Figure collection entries
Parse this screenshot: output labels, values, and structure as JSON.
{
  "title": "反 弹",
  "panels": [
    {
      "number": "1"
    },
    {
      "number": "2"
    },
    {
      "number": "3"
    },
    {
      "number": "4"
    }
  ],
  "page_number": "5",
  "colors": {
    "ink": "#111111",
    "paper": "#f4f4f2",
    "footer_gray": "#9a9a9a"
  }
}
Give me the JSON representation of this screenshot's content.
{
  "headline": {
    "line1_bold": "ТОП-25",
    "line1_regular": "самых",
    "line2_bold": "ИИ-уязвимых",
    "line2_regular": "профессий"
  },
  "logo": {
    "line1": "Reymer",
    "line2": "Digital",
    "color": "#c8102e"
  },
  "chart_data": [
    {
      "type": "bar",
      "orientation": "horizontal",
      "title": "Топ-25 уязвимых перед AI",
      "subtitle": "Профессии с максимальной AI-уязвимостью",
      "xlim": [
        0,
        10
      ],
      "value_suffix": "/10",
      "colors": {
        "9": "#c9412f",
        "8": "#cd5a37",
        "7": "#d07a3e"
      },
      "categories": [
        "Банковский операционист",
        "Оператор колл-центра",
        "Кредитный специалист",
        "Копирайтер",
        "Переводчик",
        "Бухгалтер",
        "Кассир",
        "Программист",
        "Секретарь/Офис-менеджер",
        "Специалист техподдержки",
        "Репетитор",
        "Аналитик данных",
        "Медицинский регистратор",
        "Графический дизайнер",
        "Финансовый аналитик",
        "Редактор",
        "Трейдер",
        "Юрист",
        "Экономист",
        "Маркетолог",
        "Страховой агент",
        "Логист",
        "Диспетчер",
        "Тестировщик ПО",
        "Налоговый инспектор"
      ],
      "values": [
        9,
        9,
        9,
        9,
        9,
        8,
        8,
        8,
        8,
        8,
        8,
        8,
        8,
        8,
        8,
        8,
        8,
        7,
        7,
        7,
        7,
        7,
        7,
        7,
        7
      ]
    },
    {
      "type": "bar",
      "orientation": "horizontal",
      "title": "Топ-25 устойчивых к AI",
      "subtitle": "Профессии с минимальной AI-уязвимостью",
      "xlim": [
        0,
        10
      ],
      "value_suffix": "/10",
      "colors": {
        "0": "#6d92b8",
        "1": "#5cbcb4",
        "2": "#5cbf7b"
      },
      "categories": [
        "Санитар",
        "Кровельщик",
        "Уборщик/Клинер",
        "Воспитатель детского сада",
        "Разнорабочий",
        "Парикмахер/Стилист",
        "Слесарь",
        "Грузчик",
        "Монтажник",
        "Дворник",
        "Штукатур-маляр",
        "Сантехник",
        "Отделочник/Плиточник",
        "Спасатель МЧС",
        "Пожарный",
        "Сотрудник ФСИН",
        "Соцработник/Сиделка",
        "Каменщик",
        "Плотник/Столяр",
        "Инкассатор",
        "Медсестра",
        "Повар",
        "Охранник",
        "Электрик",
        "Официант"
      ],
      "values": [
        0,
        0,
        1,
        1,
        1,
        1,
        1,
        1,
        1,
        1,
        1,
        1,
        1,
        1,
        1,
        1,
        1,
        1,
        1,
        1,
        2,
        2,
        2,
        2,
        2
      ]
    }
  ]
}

Required task:
Retype all the records, matching them exactly.

Solution to the problem:
Parse this screenshot: output labels, values, and structure as JSON.
{
  "title": "反 弹",
  "panels": [
    {
      "number": "1"
    },
    {
      "number": "2"
    },
    {
      "number": "3"
    },
    {
      "number": "4"
    }
  ],
  "page_number": "5",
  "colors": {
    "ink": "#111111",
    "paper": "#f4f4f2",
    "footer_gray": "#9a9a9a"
  }
}
Give me the JSON representation of this screenshot's content.
{
  "headline": {
    "line1_bold": "ТОП-25",
    "line1_regular": "самых",
    "line2_bold": "ИИ-уязвимых",
    "line2_regular": "профессий"
  },
  "logo": {
    "line1": "Reymer",
    "line2": "Digital",
    "color": "#c8102e"
  },
  "chart_data": [
    {
      "type": "bar",
      "orientation": "horizontal",
      "title": "Топ-25 уязвимых перед AI",
      "subtitle": "Профессии с максимальной AI-уязвимостью",
      "xlim": [
        0,
        10
      ],
      "value_suffix": "/10",
      "colors": {
        "9": "#c9412f",
        "8": "#cd5a37",
        "7": "#d07a3e"
      },
      "categories": [
        "Банковский операционист",
        "Оператор колл-центра",
        "Кредитный специалист",
        "Копирайтер",
        "Переводчик",
        "Бухгалтер",
        "Кассир",
        "Программист",
        "Секретарь/Офис-менеджер",
        "Специалист техподдержки",
        "Репетитор",
        "Аналитик данных",
        "Медицинский регистратор",
        "Графический дизайнер",
        "Финансовый аналитик",
        "Редактор",
        "Трейдер",
        "Юрист",
        "Экономист",
        "Маркетолог",
        "Страховой агент",
        "Логист",
        "Диспетчер",
        "Тестировщик ПО",
        "Налоговый инспектор"
      ],
      "values": [
        9,
        9,
        9,
        9,
        9,
        8,
        8,
        8,
        8,
        8,
        8,
        8,
        8,
        8,
        8,
        8,
        8,
        7,
        7,
        7,
        7,
        7,
        7,
        7,
        7
      ]
    },
    {
      "type": "bar",
      "orientation": "horizontal",
      "title": "Топ-25 устойчивых к AI",
      "subtitle": "Профессии с минимальной AI-уязвимостью",
      "xlim": [
        0,
        10
      ],
      "value_suffix": "/10",
      "colors": {
        "0": "#6d92b8",
        "1": "#5cbcb4",
        "2": "#5cbf7b"
      },
      "categories": [
        "Санитар",
        "Кровельщик",
        "Уборщик/Клинер",
        "Воспитатель детского сада",
        "Разнорабочий",
        "Парикмахер/Стилист",
        "Слесарь",
        "Грузчик",
        "Монтажник",
        "Дворник",
        "Штукатур-маляр",
        "Сантехник",
        "Отделочник/Плиточник",
        "Спасатель МЧС",
        "Пожарный",
        "Сотрудник ФСИН",
        "Соцработник/Сиделка",
        "Каменщик",
        "Плотник/Столяр",
        "Инкассатор",
        "Медсестра",
        "Повар",
        "Охранник",
        "Электрик",
        "Официант"
      ],
      "values": [
        0,
        0,
        1,
        1,
        1,
        1,
        1,
        1,
        1,
        1,
        1,
        1,
        1,
        1,
        1,
        1,
        1,
        1,
        1,
        1,
        2,
        2,
        2,
        2,
        2
      ]
    }
  ]
}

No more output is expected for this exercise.